--- BEGIN Dataset records ---

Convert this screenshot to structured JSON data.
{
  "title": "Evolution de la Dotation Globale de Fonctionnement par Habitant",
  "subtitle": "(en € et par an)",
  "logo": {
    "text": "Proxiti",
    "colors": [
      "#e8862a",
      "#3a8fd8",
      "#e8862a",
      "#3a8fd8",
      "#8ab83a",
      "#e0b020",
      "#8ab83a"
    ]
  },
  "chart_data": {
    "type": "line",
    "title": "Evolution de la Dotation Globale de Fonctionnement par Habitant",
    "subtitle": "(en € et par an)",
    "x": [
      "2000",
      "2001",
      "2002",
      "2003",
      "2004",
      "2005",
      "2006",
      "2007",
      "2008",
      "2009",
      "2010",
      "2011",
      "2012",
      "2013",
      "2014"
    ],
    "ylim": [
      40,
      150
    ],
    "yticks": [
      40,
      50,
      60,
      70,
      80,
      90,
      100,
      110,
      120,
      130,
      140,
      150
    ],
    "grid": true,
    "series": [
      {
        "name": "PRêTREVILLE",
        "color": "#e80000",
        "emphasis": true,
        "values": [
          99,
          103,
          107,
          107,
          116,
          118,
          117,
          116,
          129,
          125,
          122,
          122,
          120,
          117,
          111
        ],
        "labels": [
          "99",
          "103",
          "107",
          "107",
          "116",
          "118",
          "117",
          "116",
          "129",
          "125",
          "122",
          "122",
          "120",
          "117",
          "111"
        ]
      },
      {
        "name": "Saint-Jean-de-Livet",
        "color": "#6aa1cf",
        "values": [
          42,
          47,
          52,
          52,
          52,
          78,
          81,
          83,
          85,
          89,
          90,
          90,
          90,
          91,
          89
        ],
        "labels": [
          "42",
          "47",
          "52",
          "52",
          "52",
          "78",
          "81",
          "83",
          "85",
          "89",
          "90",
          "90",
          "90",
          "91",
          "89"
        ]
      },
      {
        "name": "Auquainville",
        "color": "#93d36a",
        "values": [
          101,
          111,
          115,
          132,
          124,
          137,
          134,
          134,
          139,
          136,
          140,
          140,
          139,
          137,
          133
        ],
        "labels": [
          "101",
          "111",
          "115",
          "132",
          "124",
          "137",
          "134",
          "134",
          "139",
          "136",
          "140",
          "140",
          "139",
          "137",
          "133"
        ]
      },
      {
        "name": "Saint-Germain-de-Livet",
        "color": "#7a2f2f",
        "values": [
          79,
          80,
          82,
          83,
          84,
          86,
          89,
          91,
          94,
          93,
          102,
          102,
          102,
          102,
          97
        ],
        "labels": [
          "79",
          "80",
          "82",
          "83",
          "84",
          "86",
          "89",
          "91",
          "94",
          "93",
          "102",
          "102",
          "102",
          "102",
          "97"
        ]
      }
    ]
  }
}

--- END Dataset records ---

## Stated task
Each entry above is to be set down again in exactly the same words.

## Solution for this problem
Convert this screenshot to structured JSON data.
{
  "title": "Evolution de la Dotation Globale de Fonctionnement par Habitant",
  "subtitle": "(en € et par an)",
  "logo": {
    "text": "Proxiti",
    "colors": [
      "#e8862a",
      "#3a8fd8",
      "#e8862a",
      "#3a8fd8",
      "#8ab83a",
      "#e0b020",
      "#8ab83a"
    ]
  },
  "chart_data": {
    "type": "line",
    "title": "Evolution de la Dotation Globale de Fonctionnement par Habitant",
    "subtitle": "(en € et par an)",
    "x": [
      "2000",
      "2001",
      "2002",
      "2003",
      "2004",
      "2005",
      "2006",
      "2007",
      "2008",
      "2009",
      "2010",
      "2011",
      "2012",
      "2013",
      "2014"
    ],
    "ylim": [
      40,
      150
    ],
    "yticks": [
      40,
      50,
      60,
      70,
      80,
      90,
      100,
      110,
      120,
      130,
      140,
      150
    ],
    "grid": true,
    "series": [
      {
        "name": "PRêTREVILLE",
        "color": "#e80000",
        "emphasis": true,
        "values": [
          99,
          103,
          107,
          107,
          116,
          118,
          117,
          116,
          129,
          125,
          122,
          122,
          120,
          117,
          111
        ],
        "labels": [
          "99",
          "103",
          "107",
          "107",
          "116",
          "118",
          "117",
          "116",
          "129",
          "125",
          "122",
          "122",
          "120",
          "117",
          "111"
        ]
      },
      {
        "name": "Saint-Jean-de-Livet",
        "color": "#6aa1cf",
        "values": [
          42,
          47,
          52,
          52,
          52,
          78,
          81,
          83,
          85,
          89,
          90,
          90,
          90,
          91,
          89
        ],
        "labels": [
          "42",
          "47",
          "52",
          "52",
          "52",
          "78",
          "81",
          "83",
          "85",
          "89",
          "90",
          "90",
          "90",
          "91",
          "89"
        ]
      },
      {
        "name": "Auquainville",
        "color": "#93d36a",
        "values": [
          101,
          111,
          115,
          132,
          124,
          137,
          134,
          134,
          139,
          136,
          140,
          140,
          139,
          137,
          133
        ],
        "labels": [
          "101",
          "111",
          "115",
          "132",
          "124",
          "137",
          "134",
          "134",
          "139",
          "136",
          "140",
          "140",
          "139",
          "137",
          "133"
        ]
      },
      {
        "name": "Saint-Germain-de-Livet",
        "color": "#7a2f2f",
        "values": [
          79,
          80,
          82,
          83,
          84,
          86,
          89,
          91,
          94,
          93,
          102,
          102,
          102,
          102,
          97
        ],
        "labels": [
          "79",
          "80",
          "82",
          "83",
          "84",
          "86",
          "89",
          "91",
          "94",
          "93",
          "102",
          "102",
          "102",
          "102",
          "97"
        ]
      }
    ]
  }
}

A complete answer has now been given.